WHAT IS BEING ASKED » What lines in the following entries hold the word "subtitle"? Copy each one.

INPUT RECORDS Block Start

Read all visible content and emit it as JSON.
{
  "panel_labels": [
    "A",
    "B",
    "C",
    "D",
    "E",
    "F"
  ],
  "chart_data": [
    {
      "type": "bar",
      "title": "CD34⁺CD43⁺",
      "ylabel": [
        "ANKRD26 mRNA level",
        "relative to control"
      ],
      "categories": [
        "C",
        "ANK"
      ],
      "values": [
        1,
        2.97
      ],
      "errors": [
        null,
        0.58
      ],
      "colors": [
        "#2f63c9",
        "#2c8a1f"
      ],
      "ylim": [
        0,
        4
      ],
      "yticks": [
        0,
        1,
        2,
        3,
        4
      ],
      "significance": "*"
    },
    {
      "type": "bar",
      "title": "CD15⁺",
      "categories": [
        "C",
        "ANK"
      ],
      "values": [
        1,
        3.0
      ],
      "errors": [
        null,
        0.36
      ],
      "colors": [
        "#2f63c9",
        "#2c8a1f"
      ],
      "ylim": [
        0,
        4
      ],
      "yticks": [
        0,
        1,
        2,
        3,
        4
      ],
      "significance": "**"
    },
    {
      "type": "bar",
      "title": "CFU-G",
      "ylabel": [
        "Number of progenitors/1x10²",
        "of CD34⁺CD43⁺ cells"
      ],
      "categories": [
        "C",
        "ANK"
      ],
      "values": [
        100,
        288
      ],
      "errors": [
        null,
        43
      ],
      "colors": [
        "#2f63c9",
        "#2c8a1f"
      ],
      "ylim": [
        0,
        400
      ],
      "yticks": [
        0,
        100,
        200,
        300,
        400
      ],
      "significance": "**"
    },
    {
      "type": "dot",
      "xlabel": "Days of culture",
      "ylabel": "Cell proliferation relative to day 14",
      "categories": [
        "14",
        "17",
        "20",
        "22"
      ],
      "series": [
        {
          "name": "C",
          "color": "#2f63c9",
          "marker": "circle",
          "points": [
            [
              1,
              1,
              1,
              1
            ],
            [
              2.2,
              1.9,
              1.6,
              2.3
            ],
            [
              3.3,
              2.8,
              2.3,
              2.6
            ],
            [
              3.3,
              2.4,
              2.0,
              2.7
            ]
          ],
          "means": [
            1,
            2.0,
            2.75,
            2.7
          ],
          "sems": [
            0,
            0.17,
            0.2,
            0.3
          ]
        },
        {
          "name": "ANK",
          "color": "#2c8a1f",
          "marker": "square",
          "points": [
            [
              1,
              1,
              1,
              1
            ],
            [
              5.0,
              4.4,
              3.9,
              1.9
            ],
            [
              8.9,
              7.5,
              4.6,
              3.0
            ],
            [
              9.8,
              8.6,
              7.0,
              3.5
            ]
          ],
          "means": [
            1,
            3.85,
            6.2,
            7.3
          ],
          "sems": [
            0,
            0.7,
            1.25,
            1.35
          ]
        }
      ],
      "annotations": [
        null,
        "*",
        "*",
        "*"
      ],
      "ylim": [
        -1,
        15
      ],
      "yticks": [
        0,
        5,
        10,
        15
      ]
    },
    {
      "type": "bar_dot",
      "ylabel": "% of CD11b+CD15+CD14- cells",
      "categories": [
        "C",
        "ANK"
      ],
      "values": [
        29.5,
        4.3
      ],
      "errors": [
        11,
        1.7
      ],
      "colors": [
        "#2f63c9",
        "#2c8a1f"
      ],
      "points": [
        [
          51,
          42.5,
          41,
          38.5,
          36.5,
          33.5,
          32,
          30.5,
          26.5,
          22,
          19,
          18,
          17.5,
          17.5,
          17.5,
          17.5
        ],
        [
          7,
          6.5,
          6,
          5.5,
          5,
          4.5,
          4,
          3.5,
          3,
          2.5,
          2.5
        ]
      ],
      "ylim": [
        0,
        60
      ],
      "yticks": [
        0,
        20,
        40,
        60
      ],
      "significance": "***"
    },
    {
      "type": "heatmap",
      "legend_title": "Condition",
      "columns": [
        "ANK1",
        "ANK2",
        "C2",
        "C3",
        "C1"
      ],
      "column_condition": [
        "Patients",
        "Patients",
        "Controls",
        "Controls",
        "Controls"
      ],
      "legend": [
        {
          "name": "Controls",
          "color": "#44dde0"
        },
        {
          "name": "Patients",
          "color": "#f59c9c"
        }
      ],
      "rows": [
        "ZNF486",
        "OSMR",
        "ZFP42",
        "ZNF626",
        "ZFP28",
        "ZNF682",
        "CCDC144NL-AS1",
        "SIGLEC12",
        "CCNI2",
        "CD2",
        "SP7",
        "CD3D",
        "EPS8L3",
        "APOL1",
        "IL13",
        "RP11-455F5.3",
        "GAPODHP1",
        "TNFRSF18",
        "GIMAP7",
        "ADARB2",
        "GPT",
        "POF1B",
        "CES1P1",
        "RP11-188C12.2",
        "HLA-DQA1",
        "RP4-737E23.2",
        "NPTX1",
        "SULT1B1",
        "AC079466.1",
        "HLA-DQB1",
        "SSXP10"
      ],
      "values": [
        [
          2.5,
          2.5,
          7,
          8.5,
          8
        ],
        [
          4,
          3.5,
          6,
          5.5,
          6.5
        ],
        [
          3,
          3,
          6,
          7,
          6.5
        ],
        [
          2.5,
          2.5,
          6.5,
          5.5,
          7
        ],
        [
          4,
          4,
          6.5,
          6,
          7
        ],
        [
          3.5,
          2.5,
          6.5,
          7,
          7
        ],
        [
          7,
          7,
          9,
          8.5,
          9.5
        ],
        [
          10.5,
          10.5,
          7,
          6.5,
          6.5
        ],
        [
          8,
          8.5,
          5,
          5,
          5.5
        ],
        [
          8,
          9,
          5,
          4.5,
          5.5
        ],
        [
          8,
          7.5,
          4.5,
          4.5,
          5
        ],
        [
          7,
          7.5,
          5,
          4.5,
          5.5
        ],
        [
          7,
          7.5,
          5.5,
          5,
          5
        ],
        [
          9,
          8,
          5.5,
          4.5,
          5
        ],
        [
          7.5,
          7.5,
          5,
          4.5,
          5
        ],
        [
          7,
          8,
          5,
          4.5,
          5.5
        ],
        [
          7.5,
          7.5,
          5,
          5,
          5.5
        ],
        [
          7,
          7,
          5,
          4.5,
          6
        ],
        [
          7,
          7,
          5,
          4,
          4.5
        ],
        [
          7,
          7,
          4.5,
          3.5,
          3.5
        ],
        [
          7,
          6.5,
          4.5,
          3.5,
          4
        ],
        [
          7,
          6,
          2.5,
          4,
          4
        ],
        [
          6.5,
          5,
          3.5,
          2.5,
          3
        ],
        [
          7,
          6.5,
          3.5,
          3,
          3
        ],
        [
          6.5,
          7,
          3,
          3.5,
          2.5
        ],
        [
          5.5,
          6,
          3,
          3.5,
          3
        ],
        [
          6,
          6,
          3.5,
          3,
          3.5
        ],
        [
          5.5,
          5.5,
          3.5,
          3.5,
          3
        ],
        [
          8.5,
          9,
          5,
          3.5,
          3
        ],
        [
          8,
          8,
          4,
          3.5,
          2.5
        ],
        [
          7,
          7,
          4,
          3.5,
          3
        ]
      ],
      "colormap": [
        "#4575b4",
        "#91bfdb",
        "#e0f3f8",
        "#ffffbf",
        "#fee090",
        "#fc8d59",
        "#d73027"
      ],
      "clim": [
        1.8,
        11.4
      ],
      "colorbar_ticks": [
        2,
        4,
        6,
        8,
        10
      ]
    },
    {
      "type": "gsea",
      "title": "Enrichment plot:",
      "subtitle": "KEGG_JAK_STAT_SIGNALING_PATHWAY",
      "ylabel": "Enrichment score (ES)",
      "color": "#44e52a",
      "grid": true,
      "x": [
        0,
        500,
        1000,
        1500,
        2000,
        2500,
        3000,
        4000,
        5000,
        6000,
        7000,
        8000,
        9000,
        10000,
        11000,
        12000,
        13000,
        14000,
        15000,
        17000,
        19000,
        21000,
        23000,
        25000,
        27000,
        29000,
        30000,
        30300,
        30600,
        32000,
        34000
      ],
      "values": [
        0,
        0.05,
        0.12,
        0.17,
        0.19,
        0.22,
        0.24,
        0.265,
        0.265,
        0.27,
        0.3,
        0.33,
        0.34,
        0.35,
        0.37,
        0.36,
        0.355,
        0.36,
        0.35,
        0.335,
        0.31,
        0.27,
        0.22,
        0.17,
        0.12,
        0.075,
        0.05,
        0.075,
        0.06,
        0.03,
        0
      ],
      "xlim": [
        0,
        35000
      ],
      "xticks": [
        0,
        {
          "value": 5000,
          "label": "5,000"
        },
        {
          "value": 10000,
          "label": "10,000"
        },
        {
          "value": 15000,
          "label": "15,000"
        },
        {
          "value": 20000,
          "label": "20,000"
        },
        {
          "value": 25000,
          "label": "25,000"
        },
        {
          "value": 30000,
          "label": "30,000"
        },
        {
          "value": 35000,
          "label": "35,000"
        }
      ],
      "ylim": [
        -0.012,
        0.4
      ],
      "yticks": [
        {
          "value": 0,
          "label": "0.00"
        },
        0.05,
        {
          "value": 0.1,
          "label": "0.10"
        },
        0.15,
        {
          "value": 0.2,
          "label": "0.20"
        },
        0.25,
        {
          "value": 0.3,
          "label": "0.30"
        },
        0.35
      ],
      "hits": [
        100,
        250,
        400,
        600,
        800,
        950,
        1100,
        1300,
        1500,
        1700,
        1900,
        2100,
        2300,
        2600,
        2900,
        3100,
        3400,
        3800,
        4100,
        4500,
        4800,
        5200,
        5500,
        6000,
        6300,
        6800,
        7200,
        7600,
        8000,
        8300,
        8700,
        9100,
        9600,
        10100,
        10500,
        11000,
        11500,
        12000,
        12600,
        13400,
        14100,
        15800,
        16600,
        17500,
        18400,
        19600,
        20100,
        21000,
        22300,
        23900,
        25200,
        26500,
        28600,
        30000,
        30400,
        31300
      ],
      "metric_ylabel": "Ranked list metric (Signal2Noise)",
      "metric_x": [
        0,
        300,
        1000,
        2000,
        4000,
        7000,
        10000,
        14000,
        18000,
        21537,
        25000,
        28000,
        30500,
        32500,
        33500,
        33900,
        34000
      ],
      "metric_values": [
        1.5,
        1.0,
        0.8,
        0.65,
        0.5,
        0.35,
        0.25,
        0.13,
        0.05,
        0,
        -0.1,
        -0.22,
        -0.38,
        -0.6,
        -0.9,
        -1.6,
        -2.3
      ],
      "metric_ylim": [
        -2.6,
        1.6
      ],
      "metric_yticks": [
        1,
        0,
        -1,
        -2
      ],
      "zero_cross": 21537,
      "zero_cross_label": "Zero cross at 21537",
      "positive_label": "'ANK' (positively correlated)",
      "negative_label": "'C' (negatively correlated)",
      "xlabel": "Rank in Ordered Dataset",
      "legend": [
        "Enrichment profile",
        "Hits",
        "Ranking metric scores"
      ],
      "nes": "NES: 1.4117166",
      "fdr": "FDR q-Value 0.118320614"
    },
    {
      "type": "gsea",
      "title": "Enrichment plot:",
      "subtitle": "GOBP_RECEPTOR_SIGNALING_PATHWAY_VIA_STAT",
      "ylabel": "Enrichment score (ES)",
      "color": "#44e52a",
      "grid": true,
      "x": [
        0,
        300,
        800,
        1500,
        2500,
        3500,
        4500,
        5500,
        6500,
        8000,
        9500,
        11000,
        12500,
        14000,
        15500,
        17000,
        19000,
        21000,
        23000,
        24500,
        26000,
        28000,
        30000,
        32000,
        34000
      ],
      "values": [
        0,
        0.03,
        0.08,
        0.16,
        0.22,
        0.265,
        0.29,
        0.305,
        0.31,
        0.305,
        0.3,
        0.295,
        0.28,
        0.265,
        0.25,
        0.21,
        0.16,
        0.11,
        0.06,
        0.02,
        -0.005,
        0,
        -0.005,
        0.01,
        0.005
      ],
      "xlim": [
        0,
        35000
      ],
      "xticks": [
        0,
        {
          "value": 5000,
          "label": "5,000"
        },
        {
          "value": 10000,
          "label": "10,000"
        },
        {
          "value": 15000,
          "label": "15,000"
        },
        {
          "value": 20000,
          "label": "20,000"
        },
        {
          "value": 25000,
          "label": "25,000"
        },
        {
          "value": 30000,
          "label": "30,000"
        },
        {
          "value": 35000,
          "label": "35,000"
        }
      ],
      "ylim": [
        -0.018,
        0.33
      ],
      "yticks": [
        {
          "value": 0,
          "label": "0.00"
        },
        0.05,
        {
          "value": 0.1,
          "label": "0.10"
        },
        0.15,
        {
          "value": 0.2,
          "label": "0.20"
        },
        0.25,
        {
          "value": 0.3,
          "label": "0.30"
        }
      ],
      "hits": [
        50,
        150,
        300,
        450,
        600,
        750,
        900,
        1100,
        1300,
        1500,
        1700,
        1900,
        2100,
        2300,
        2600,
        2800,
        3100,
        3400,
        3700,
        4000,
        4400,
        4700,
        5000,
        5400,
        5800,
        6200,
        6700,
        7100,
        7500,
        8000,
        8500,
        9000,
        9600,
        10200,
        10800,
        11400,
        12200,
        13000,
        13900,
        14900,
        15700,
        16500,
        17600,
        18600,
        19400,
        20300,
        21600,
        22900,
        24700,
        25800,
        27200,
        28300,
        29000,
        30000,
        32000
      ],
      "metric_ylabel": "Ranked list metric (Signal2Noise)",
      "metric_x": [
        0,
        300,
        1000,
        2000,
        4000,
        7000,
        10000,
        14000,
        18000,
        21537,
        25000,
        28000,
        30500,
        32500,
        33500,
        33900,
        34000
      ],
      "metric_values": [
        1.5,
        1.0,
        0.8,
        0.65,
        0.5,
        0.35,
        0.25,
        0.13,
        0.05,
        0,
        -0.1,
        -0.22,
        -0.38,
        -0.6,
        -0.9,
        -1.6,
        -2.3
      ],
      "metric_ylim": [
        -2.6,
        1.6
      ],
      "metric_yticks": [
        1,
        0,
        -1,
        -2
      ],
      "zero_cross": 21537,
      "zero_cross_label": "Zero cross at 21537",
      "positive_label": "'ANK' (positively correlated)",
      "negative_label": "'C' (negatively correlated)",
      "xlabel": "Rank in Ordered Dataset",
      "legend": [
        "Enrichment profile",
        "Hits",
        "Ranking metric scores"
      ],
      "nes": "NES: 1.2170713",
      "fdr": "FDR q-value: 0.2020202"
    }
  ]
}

INPUT RECORDS Block End

EXERCISE OUTPUT »
      "subtitle": "KEGG_JAK_STAT_SIGNALING_PATHWAY",
      "subtitle": "GOBP_RECEPTOR_SIGNALING_PATHWAY_VIA_STAT",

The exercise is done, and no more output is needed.